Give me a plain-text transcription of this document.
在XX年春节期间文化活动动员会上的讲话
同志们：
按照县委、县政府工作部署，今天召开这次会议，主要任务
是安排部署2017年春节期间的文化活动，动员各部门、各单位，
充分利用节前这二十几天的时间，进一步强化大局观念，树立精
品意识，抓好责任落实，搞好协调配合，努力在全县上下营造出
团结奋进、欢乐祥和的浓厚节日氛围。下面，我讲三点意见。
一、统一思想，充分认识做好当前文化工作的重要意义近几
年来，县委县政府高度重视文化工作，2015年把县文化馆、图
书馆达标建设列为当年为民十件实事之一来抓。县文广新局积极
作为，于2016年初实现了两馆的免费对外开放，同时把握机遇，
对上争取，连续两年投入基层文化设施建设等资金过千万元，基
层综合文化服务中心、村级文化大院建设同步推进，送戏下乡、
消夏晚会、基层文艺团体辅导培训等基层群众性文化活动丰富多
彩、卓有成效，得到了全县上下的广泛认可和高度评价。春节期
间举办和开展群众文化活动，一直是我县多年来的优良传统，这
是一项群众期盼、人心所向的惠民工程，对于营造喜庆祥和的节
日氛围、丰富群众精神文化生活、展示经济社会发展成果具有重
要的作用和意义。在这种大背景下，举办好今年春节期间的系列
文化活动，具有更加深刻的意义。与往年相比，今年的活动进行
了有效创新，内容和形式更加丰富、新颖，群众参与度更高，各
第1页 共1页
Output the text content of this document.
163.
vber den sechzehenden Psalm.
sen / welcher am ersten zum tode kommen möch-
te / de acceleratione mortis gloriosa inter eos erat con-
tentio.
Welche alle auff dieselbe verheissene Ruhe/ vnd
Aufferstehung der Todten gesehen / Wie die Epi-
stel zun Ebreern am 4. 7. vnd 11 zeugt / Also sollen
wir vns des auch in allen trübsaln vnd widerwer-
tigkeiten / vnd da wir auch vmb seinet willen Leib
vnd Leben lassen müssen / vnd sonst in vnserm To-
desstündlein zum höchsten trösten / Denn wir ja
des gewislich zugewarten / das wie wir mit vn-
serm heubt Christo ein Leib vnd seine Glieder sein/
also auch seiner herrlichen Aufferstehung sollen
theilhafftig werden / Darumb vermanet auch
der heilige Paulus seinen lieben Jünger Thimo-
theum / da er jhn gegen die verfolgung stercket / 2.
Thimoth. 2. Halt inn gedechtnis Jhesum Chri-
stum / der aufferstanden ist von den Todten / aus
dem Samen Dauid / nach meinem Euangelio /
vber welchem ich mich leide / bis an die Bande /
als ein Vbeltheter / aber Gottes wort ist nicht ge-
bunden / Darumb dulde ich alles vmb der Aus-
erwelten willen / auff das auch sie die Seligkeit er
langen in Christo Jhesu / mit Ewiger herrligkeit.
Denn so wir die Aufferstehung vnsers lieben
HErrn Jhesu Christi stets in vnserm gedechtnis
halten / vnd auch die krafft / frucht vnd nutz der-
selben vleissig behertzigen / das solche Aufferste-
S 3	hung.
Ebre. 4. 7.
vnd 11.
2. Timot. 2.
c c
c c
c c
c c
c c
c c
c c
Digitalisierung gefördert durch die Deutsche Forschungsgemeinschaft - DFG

- [Brief]:
Restate every entry word for word.

- [Finished task]:
Give me a plain-text transcription of this document.
在XX年春节期间文化活动动员会上的讲话
同志们：
按照县委、县政府工作部署，今天召开这次会议，主要任务
是安排部署2017年春节期间的文化活动，动员各部门、各单位，
充分利用节前这二十几天的时间，进一步强化大局观念，树立精
品意识，抓好责任落实，搞好协调配合，努力在全县上下营造出
团结奋进、欢乐祥和的浓厚节日氛围。下面，我讲三点意见。
一、统一思想，充分认识做好当前文化工作的重要意义近几
年来，县委县政府高度重视文化工作，2015年把县文化馆、图
书馆达标建设列为当年为民十件实事之一来抓。县文广新局积极
作为，于2016年初实现了两馆的免费对外开放，同时把握机遇，
对上争取，连续两年投入基层文化设施建设等资金过千万元，基
层综合文化服务中心、村级文化大院建设同步推进，送戏下乡、
消夏晚会、基层文艺团体辅导培训等基层群众性文化活动丰富多
彩、卓有成效，得到了全县上下的广泛认可和高度评价。春节期
间举办和开展群众文化活动，一直是我县多年来的优良传统，这
是一项群众期盼、人心所向的惠民工程，对于营造喜庆祥和的节
日氛围、丰富群众精神文化生活、展示经济社会发展成果具有重
要的作用和意义。在这种大背景下，举办好今年春节期间的系列
文化活动，具有更加深刻的意义。与往年相比，今年的活动进行
了有效创新，内容和形式更加丰富、新颖，群众参与度更高，各
第1页 共1页
Output the text content of this document.
163.
vber den sechzehenden Psalm.
sen / welcher am ersten zum tode kommen möch-
te / de acceleratione mortis gloriosa inter eos erat con-
tentio.
Welche alle auff dieselbe verheissene Ruhe/ vnd
Aufferstehung der Todten gesehen / Wie die Epi-
stel zun Ebreern am 4. 7. vnd 11 zeugt / Also sollen
wir vns des auch in allen trübsaln vnd widerwer-
tigkeiten / vnd da wir auch vmb seinet willen Leib
vnd Leben lassen müssen / vnd sonst in vnserm To-
desstündlein zum höchsten trösten / Denn wir ja
des gewislich zugewarten / das wie wir mit vn-
serm heubt Christo ein Leib vnd seine Glieder sein/
also auch seiner herrlichen Aufferstehung sollen
theilhafftig werden / Darumb vermanet auch
der heilige Paulus seinen lieben Jünger Thimo-
theum / da er jhn gegen die verfolgung stercket / 2.
Thimoth. 2. Halt inn gedechtnis Jhesum Chri-
stum / der aufferstanden ist von den Todten / aus
dem Samen Dauid / nach meinem Euangelio /
vber welchem ich mich leide / bis an die Bande /
als ein Vbeltheter / aber Gottes wort ist nicht ge-
bunden / Darumb dulde ich alles vmb der Aus-
erwelten willen / auff das auch sie die Seligkeit er
langen in Christo Jhesu / mit Ewiger herrligkeit.
Denn so wir die Aufferstehung vnsers lieben
HErrn Jhesu Christi stets in vnserm gedechtnis
halten / vnd auch die krafft / frucht vnd nutz der-
selben vleissig behertzigen / das solche Aufferste-
S 3	hung.
Ebre. 4. 7.
vnd 11.
2. Timot. 2.
c c
c c
c c
c c
c c
c c
c c
Digitalisierung gefördert durch die Deutsche Forschungsgemeinschaft - DFG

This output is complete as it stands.